─── Information shown

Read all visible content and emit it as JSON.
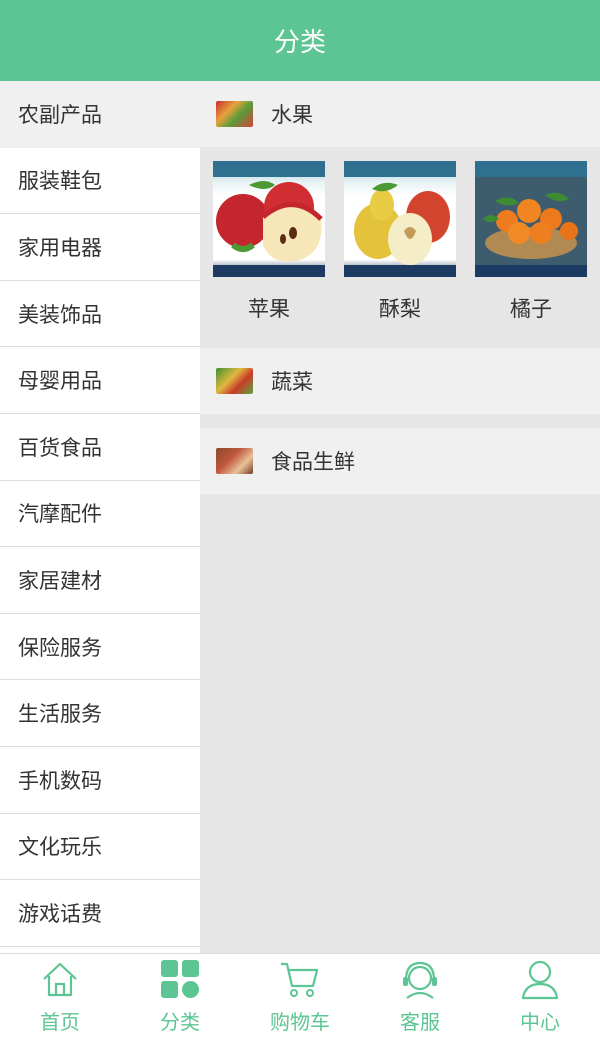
{
  "header": {
    "title": "分类"
  },
  "sidebar": {
    "items": [
      {
        "label": "农副产品"
      },
      {
        "label": "服装鞋包"
      },
      {
        "label": "家用电器"
      },
      {
        "label": "美装饰品"
      },
      {
        "label": "母婴用品"
      },
      {
        "label": "百货食品"
      },
      {
        "label": "汽摩配件"
      },
      {
        "label": "家居建材"
      },
      {
        "label": "保险服务"
      },
      {
        "label": "生活服务"
      },
      {
        "label": "手机数码"
      },
      {
        "label": "文化玩乐"
      },
      {
        "label": "游戏话费"
      }
    ],
    "active_index": 0
  },
  "content": {
    "categories": [
      {
        "label": "水果",
        "thumb": "fruit-thumbnail"
      },
      {
        "label": "蔬菜",
        "thumb": "vegetable-thumbnail"
      },
      {
        "label": "食品生鲜",
        "thumb": "fresh-food-thumbnail"
      }
    ],
    "products": [
      {
        "label": "苹果",
        "image": "apple-image"
      },
      {
        "label": "酥梨",
        "image": "pear-image"
      },
      {
        "label": "橘子",
        "image": "orange-image"
      }
    ]
  },
  "tabbar": {
    "items": [
      {
        "label": "首页",
        "icon": "home-icon"
      },
      {
        "label": "分类",
        "icon": "category-icon"
      },
      {
        "label": "购物车",
        "icon": "cart-icon"
      },
      {
        "label": "客服",
        "icon": "customer-service-icon"
      },
      {
        "label": "中心",
        "icon": "user-icon"
      }
    ],
    "active_index": 1
  },
  "colors": {
    "accent": "#5cc593",
    "sidebar_active_bg": "#f0f0f0",
    "content_bg": "#e6e6e6"
  }
}
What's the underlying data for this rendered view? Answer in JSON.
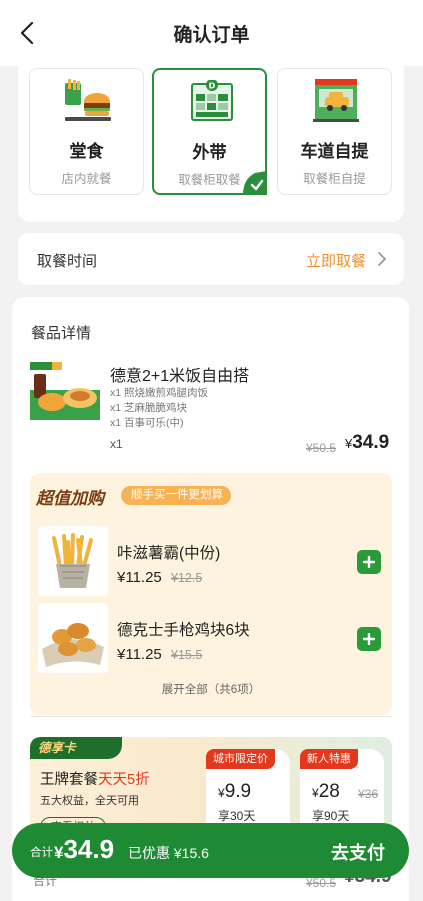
{
  "header": {
    "title": "确认订单",
    "back_icon": "back-arrow-icon"
  },
  "order_types": [
    {
      "name": "堂食",
      "sub": "店内就餐",
      "selected": false,
      "icon": "burger-meal-icon"
    },
    {
      "name": "外带",
      "sub": "取餐柜取餐",
      "selected": true,
      "icon": "pickup-locker-icon"
    },
    {
      "name": "车道自提",
      "sub": "取餐柜自提",
      "selected": false,
      "icon": "drive-thru-icon"
    }
  ],
  "pickup": {
    "label": "取餐时间",
    "value": "立即取餐"
  },
  "meal": {
    "section_title": "餐品详情",
    "name": "德意2+1米饭自由搭",
    "items": [
      "x1 照烧嫩煎鸡腿肉饭",
      "x1 芝麻脆脆鸡块",
      "x1 百事可乐(中)"
    ],
    "qty": "x1",
    "old_price": "¥50.5",
    "currency": "¥",
    "price": "34.9"
  },
  "addon": {
    "title": "超值加购",
    "tag": "顺手买一件更划算",
    "items": [
      {
        "name": "咔滋薯霸(中份)",
        "price": "¥11.25",
        "old_price": "¥12.5"
      },
      {
        "name": "德克士手枪鸡块6块",
        "price": "¥11.25",
        "old_price": "¥15.5"
      }
    ],
    "more": "展开全部（共6项）"
  },
  "membership": {
    "badge": "德享卡",
    "package_prefix": "王牌套餐",
    "package_highlight": "天天5折",
    "features": "五大权益，全天可用",
    "view": "查看权益",
    "offers": [
      {
        "tag": "城市限定价",
        "currency": "¥",
        "price": "9.9",
        "old_price": "",
        "days": "享30天"
      },
      {
        "tag": "新人特惠",
        "currency": "¥",
        "price": "28",
        "old_price": "¥36",
        "days": "享90天"
      }
    ]
  },
  "footer_under": {
    "label": "合计",
    "old_price": "¥50.5",
    "price": "¥34.9"
  },
  "checkout": {
    "label": "合计",
    "currency": "¥",
    "total": "34.9",
    "discount": "已优惠 ¥15.6",
    "pay": "去支付"
  },
  "colors": {
    "brand_green": "#1f8a34",
    "accent_orange": "#f0902a",
    "promo_red": "#e3381c"
  }
}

──────

■ **Short exercise**
From the listing above, pick out each line where the word "JSON" appears.

■ **The output**
Read all visible content and emit it as JSON.
What's the underlying data for this rendered view? Answer in JSON.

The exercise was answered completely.